:: What you have to do ::
Work through the data line by line, gathering every line that has the word "were".

## begin Supplied material

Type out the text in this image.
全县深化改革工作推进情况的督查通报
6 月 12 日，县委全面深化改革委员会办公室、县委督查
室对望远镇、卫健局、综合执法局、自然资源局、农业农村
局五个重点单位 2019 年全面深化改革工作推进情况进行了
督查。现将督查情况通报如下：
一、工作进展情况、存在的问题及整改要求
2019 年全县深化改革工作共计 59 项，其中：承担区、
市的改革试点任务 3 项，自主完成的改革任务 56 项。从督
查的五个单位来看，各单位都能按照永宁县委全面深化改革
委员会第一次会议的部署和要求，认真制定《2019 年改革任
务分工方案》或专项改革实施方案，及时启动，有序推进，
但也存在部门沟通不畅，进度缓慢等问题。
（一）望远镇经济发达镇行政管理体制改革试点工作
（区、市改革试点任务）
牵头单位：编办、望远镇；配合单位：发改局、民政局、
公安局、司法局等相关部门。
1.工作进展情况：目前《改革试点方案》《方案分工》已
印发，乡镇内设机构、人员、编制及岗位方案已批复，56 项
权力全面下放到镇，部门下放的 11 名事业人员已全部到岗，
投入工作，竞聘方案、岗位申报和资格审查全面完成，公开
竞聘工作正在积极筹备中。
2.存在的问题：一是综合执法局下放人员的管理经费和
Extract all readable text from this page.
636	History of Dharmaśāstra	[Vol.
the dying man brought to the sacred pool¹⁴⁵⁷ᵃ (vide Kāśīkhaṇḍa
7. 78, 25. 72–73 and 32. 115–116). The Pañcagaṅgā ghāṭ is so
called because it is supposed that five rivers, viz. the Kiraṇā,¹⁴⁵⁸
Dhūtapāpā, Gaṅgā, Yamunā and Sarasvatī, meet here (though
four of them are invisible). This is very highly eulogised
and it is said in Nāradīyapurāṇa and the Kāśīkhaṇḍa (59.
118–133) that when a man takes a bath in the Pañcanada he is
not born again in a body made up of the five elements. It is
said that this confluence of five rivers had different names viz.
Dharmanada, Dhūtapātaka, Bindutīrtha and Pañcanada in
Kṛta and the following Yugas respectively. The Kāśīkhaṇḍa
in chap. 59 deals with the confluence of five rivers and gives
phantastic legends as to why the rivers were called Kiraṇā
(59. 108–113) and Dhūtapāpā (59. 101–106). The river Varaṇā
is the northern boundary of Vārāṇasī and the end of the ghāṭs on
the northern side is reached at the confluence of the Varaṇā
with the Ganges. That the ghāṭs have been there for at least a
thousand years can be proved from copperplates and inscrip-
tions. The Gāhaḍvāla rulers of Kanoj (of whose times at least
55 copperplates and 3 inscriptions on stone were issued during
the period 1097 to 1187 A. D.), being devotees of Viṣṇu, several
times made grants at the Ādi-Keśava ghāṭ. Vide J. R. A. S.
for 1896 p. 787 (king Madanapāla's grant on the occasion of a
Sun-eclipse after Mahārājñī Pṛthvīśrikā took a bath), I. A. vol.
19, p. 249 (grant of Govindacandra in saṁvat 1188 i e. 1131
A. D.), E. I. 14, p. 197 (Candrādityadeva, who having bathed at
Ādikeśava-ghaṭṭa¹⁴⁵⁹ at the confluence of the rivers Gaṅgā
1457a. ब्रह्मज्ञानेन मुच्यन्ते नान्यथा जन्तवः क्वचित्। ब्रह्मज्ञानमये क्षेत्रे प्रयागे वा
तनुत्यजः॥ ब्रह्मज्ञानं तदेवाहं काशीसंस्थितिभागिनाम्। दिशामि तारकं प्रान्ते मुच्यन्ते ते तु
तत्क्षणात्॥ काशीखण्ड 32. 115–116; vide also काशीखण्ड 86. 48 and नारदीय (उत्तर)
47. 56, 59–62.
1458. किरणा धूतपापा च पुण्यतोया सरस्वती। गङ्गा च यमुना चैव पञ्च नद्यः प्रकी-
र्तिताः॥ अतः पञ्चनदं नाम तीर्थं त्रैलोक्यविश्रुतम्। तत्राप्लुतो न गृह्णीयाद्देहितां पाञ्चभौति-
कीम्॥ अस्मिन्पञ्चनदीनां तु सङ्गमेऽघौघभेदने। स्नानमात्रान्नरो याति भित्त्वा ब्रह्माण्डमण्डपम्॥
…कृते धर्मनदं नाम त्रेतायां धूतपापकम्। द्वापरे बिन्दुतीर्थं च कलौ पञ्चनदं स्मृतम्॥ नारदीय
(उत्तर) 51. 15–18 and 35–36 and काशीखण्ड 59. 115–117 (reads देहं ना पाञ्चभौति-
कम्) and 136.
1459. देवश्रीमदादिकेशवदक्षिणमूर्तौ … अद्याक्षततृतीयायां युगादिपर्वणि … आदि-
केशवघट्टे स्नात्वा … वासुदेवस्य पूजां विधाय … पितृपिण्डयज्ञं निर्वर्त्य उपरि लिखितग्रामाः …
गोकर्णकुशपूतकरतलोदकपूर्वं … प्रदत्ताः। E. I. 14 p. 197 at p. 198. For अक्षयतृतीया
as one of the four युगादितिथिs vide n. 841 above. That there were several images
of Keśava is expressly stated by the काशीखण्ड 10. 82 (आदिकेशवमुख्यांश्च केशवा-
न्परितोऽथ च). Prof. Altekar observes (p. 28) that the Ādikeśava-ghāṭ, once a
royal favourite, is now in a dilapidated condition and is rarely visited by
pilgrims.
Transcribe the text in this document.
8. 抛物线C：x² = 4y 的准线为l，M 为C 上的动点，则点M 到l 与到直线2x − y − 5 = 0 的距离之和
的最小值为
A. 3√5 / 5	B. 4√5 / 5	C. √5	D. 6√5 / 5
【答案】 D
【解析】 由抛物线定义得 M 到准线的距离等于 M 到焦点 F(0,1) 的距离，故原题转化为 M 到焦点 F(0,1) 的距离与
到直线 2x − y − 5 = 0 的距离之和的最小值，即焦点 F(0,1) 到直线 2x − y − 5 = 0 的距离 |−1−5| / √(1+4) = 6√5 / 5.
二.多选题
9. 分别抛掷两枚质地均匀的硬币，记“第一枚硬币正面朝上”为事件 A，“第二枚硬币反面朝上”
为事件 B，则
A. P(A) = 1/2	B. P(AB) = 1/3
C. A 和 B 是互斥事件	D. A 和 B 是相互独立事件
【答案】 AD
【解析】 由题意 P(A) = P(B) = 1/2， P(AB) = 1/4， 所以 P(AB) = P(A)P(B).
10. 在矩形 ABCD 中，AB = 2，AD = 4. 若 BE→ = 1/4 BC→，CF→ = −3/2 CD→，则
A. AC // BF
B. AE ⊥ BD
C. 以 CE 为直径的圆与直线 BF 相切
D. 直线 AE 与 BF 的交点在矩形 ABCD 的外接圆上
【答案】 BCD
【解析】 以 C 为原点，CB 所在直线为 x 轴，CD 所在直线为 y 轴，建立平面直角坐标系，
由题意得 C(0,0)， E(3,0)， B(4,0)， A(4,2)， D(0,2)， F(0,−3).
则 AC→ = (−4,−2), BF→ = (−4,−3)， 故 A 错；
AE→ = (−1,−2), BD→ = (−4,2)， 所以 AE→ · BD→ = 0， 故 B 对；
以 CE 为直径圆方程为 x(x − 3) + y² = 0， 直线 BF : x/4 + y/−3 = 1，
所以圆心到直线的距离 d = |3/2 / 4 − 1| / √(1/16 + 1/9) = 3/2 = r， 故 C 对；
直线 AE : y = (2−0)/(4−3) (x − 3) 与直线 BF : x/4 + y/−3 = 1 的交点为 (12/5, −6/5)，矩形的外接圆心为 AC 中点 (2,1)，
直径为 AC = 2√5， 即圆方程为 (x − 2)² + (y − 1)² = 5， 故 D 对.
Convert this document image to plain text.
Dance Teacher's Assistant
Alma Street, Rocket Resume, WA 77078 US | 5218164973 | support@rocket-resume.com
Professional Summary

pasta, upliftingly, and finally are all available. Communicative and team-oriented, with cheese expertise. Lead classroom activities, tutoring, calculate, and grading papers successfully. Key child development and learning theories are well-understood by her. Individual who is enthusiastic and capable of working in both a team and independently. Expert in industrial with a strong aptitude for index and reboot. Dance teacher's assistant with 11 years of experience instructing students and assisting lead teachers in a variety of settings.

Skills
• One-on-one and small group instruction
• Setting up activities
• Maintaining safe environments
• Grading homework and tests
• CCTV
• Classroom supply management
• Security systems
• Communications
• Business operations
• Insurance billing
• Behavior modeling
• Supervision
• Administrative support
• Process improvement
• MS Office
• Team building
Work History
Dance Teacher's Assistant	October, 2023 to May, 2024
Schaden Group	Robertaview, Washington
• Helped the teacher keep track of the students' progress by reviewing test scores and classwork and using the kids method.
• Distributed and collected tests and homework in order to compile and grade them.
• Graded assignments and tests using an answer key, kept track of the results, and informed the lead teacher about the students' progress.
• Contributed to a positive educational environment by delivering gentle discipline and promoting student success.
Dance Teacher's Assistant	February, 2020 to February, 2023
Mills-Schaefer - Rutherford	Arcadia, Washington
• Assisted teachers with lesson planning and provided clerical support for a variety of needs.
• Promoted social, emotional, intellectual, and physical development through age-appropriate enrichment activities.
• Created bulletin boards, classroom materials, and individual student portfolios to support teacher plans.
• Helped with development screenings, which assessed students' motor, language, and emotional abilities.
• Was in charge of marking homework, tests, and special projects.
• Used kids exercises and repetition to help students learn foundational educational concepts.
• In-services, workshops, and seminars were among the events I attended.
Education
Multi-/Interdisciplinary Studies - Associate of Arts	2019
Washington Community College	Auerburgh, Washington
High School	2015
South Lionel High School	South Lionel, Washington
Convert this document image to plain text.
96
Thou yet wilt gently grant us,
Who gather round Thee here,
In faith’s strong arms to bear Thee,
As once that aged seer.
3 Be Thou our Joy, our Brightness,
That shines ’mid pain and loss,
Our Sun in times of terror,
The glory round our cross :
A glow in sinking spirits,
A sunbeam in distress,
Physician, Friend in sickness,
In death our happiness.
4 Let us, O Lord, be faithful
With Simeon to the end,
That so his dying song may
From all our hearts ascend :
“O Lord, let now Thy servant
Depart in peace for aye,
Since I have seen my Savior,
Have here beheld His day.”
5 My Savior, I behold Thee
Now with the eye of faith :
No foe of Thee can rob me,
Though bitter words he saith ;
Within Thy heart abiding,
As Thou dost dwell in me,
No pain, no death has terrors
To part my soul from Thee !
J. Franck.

## end Supplied material

:: Full response ::
phantastic legends as to why the rivers were called Kiraṇā
55 copperplates and 3 inscriptions on stone were issued during
as one of the four युगादितिथिs vide n. 841 above. That there were several images
• In-services, workshops, and seminars were among the events I attended.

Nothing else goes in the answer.